Exercise -
Read the listing below and copy out every line that holds "traité".

Dataset extract -
=-=-=-=-=
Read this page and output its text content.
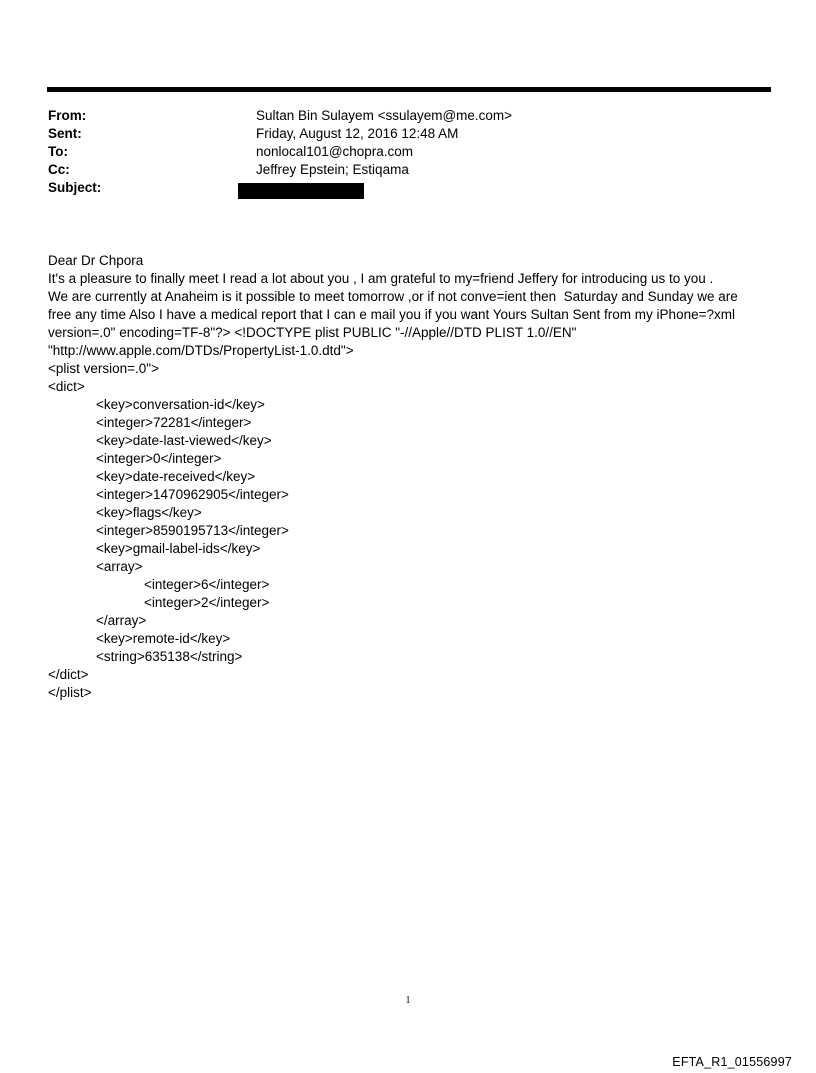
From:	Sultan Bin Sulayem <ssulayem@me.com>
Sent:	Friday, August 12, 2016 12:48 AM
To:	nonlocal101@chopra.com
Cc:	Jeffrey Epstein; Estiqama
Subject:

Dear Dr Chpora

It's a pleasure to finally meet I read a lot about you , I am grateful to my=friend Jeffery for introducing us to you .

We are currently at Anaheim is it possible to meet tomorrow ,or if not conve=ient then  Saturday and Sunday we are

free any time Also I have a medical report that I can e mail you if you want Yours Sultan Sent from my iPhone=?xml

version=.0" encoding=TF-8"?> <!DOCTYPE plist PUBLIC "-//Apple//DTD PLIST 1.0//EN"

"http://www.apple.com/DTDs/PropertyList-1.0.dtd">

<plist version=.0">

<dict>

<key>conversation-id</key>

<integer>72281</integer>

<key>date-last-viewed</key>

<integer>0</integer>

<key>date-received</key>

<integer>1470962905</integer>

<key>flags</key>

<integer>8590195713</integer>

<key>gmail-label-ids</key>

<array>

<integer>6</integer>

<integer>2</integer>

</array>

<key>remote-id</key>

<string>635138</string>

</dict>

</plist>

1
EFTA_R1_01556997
=-=-=-=-=
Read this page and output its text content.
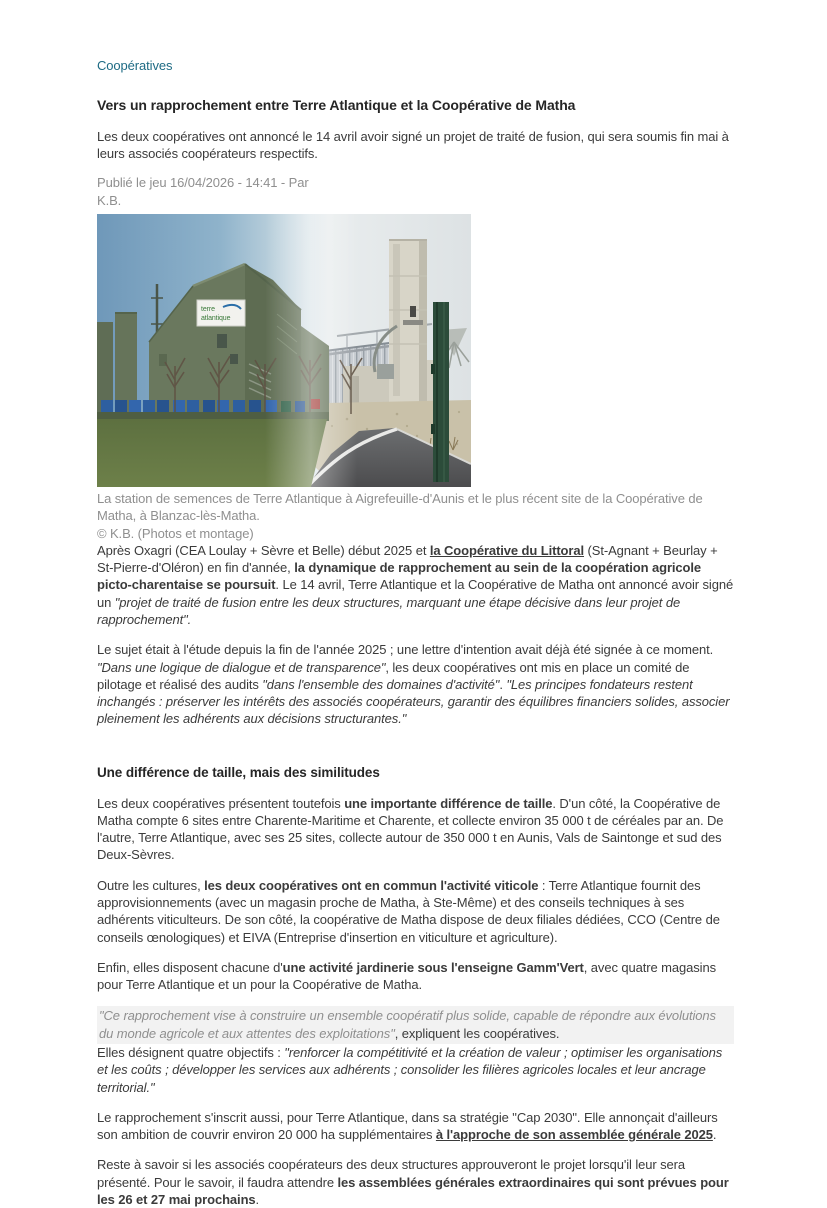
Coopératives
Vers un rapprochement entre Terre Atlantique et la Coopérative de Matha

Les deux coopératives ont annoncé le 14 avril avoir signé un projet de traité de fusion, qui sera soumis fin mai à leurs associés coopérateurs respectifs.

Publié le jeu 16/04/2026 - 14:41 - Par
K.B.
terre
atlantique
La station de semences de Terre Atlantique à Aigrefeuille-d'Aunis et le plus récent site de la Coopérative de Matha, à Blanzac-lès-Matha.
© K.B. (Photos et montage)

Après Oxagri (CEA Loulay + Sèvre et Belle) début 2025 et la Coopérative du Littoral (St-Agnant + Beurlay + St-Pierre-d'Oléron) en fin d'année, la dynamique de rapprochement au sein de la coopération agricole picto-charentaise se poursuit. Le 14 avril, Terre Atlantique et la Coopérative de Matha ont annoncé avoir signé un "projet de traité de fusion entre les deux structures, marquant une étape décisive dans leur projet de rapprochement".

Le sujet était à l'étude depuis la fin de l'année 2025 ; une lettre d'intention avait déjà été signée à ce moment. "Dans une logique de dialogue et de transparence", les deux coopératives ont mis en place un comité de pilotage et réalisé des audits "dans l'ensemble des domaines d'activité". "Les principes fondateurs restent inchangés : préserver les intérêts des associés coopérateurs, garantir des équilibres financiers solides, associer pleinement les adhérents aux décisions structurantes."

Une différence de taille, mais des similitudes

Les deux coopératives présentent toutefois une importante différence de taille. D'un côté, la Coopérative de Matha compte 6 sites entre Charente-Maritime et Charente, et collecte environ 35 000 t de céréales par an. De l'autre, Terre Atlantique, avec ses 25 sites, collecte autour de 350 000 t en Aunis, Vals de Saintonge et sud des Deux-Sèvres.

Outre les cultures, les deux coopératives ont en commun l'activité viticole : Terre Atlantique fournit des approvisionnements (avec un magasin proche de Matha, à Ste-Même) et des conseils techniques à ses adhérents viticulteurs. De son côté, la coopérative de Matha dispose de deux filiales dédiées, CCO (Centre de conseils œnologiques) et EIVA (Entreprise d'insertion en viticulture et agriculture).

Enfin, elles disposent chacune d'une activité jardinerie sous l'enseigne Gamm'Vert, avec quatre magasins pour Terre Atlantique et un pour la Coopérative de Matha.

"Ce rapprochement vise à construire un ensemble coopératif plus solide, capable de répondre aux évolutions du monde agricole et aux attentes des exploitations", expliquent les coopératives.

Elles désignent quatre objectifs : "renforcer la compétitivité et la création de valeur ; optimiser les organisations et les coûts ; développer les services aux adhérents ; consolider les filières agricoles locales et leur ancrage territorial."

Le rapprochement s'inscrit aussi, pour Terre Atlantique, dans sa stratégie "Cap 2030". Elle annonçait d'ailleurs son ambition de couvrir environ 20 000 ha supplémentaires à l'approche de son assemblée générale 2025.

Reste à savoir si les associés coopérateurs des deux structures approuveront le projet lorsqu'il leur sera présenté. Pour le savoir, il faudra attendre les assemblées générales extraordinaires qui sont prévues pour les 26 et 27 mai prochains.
=-=-=-=-=
Solution to this problem -
Les deux coopératives ont annoncé le 14 avril avoir signé un projet de traité de fusion, qui sera soumis fin mai à leurs associés coopérateurs respectifs.
Après Oxagri (CEA Loulay + Sèvre et Belle) début 2025 et la Coopérative du Littoral (St-Agnant + Beurlay + St-Pierre-d'Oléron) en fin d'année, la dynamique de rapprochement au sein de la coopération agricole picto-charentaise se poursuit. Le 14 avril, Terre Atlantique et la Coopérative de Matha ont annoncé avoir signé un "projet de traité de fusion entre les deux structures, marquant une étape décisive dans leur projet de rapprochement".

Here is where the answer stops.